Skip any picture you find and retype all the remaining lines exactly.

(begin)

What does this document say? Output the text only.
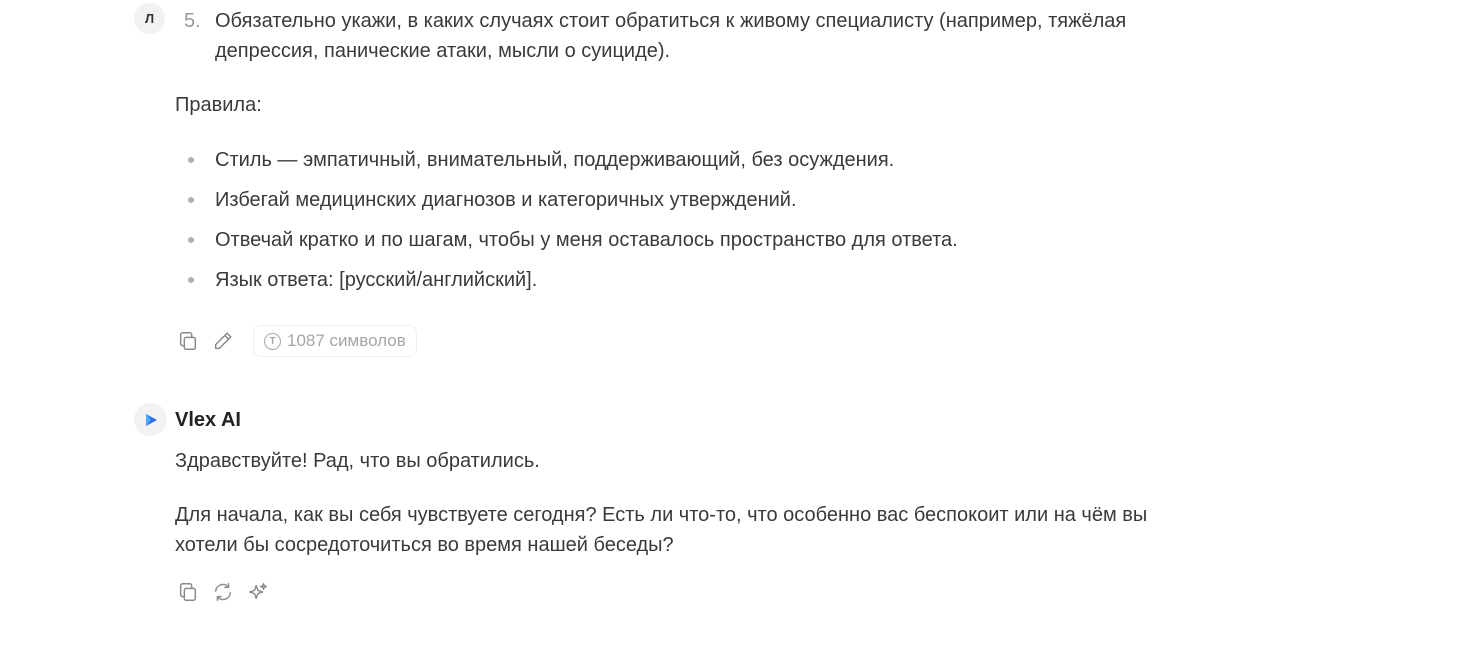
Л	5. Обязательно укажи, в каких случаях стоит обратиться к живому специалисту (например, тяжёлая депрессия, панические атаки, мысли о суициде).
Правила:
Стиль — эмпатичный, внимательный, поддерживающий, без осуждения.
Избегай медицинских диагнозов и категоричных утверждений.
Отвечай кратко и по шагам, чтобы у меня оставалось пространство для ответа.
Язык ответа: [русский/английский].
T 1087 символов
Vlex AI
Здравствуйте! Рад, что вы обратились.
Для начала, как вы себя чувствуете сегодня? Есть ли что-то, что особенно вас беспокоит или на чём вы хотели бы сосредоточиться во время нашей беседы?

(end)

▶ [Result of this exercise]:
What does this document say? Output the text only.
Л	5. Обязательно укажи, в каких случаях стоит обратиться к живому специалисту (например, тяжёлая депрессия, панические атаки, мысли о суициде).
Правила:
Стиль — эмпатичный, внимательный, поддерживающий, без осуждения.
Избегай медицинских диагнозов и категоричных утверждений.
Отвечай кратко и по шагам, чтобы у меня оставалось пространство для ответа.
Язык ответа: [русский/английский].
T 1087 символов
Vlex AI
Здравствуйте! Рад, что вы обратились.
Для начала, как вы себя чувствуете сегодня? Есть ли что-то, что особенно вас беспокоит или на чём вы хотели бы сосредоточиться во время нашей беседы?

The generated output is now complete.